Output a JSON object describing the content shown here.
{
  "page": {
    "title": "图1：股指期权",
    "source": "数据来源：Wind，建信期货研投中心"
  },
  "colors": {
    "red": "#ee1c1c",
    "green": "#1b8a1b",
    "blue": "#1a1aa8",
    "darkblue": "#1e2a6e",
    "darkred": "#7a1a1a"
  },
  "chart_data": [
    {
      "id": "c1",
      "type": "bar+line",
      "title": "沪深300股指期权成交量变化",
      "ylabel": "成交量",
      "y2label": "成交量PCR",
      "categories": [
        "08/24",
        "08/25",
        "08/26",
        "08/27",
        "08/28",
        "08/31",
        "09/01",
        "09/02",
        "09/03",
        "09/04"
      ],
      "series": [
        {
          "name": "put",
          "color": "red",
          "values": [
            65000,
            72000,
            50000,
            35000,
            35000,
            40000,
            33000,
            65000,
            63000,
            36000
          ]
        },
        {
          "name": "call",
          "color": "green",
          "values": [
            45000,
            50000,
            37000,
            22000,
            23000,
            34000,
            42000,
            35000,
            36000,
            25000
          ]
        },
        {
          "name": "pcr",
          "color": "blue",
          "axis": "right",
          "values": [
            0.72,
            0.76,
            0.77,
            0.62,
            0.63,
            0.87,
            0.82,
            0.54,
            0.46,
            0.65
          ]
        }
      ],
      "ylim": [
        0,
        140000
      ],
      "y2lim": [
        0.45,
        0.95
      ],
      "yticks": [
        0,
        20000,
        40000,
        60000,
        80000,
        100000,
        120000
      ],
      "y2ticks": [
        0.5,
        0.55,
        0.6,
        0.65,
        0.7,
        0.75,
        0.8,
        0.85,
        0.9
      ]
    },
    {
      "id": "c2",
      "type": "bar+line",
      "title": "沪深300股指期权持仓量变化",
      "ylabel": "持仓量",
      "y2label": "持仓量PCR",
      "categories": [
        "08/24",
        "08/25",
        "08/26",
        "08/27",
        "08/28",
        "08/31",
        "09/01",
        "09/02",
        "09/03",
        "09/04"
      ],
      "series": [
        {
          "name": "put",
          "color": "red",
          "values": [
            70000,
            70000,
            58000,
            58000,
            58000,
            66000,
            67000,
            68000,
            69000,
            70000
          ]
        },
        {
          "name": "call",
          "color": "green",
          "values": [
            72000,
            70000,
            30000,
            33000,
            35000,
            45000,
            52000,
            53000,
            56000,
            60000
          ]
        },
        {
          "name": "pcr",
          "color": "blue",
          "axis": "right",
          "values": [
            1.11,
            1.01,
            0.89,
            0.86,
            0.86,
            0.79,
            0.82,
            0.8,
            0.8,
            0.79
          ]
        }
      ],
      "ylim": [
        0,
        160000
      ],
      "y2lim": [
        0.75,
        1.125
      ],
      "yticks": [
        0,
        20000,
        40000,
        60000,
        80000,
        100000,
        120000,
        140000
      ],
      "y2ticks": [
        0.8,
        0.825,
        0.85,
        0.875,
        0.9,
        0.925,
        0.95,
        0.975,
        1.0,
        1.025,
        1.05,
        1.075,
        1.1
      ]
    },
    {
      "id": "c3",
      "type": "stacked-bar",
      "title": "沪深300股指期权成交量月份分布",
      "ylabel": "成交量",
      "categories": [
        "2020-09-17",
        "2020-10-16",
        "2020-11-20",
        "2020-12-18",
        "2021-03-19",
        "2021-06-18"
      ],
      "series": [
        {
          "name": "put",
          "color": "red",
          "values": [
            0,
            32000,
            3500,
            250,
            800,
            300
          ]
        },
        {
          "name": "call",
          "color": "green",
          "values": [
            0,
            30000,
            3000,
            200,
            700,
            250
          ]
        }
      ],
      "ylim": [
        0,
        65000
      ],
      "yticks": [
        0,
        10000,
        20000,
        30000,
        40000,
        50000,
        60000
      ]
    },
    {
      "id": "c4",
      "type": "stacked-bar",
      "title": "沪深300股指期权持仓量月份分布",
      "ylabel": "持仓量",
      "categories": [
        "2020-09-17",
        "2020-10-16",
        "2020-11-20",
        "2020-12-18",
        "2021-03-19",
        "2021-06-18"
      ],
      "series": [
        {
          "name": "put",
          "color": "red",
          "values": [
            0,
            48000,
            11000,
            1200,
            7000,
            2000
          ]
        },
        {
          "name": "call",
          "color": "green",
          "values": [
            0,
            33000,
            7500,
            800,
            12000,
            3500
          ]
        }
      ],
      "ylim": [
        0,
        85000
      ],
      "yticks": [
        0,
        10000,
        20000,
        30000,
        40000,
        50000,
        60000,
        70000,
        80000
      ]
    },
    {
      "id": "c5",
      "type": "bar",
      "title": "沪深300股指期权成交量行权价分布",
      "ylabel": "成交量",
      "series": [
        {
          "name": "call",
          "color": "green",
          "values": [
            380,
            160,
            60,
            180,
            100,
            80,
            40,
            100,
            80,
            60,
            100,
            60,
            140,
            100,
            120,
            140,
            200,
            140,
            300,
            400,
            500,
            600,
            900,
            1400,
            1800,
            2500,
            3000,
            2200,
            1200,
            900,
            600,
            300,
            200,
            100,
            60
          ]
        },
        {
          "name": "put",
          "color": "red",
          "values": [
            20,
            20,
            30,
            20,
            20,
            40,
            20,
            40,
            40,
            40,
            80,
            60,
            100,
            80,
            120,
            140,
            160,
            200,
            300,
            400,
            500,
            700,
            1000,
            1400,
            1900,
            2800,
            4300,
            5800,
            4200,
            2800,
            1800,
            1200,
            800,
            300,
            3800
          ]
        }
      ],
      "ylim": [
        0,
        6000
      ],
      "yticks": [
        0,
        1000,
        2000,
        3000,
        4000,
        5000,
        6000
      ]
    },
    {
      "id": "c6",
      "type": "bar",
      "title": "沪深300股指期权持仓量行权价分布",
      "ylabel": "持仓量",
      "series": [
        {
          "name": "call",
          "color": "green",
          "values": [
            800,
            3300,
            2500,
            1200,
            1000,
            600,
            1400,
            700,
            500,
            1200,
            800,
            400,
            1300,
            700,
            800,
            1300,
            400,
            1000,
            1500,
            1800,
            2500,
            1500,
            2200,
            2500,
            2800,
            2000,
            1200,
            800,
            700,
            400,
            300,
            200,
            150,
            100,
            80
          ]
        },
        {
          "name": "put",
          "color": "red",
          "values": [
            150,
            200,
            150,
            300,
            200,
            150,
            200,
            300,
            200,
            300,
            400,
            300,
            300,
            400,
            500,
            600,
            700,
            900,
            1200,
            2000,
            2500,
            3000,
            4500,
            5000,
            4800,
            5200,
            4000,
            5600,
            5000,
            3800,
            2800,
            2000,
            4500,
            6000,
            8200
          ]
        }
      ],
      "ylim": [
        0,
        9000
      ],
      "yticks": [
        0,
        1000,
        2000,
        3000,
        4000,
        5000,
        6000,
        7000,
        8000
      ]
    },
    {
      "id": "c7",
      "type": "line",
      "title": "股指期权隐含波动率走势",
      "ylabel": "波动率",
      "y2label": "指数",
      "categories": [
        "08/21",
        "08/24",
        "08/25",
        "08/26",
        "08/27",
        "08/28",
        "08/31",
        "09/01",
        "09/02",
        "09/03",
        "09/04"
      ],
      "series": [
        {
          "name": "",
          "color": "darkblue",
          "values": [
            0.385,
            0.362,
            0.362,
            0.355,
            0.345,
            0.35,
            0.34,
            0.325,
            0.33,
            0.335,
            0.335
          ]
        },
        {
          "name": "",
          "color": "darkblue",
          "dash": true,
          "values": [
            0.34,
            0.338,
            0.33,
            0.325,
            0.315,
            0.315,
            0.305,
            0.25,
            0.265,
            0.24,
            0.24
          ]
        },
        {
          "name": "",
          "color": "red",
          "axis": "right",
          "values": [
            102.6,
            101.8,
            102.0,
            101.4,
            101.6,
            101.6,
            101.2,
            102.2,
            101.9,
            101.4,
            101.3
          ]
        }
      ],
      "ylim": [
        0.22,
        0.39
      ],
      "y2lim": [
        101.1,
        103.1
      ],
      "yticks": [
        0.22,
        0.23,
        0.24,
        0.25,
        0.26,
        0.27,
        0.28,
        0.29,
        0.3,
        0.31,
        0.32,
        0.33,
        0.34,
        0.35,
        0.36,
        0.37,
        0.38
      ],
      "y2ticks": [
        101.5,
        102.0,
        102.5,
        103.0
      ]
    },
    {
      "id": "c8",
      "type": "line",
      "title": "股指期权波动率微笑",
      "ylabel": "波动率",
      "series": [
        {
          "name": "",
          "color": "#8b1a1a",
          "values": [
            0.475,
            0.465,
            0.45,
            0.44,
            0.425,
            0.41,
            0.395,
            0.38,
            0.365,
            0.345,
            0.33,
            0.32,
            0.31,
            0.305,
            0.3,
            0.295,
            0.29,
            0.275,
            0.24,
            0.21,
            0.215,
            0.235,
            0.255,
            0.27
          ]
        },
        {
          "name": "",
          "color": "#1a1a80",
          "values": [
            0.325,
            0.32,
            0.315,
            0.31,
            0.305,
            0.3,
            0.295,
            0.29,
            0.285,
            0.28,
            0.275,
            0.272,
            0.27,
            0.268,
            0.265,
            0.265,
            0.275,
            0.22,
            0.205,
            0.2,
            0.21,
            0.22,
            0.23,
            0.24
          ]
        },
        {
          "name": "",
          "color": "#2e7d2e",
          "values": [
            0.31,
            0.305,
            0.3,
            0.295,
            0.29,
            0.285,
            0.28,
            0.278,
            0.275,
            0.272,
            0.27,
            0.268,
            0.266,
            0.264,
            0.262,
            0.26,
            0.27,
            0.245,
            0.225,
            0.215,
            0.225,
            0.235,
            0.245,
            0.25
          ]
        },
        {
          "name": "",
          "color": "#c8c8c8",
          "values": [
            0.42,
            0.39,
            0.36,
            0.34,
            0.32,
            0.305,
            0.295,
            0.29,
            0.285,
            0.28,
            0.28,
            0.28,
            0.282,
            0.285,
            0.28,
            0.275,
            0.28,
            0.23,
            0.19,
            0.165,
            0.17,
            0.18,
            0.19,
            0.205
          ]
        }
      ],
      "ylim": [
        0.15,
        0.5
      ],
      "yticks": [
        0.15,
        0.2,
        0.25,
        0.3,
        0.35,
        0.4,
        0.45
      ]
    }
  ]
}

****

[Task description] Tally the lines of the data that contain the string "title" and report the total alone.

[Written response] 9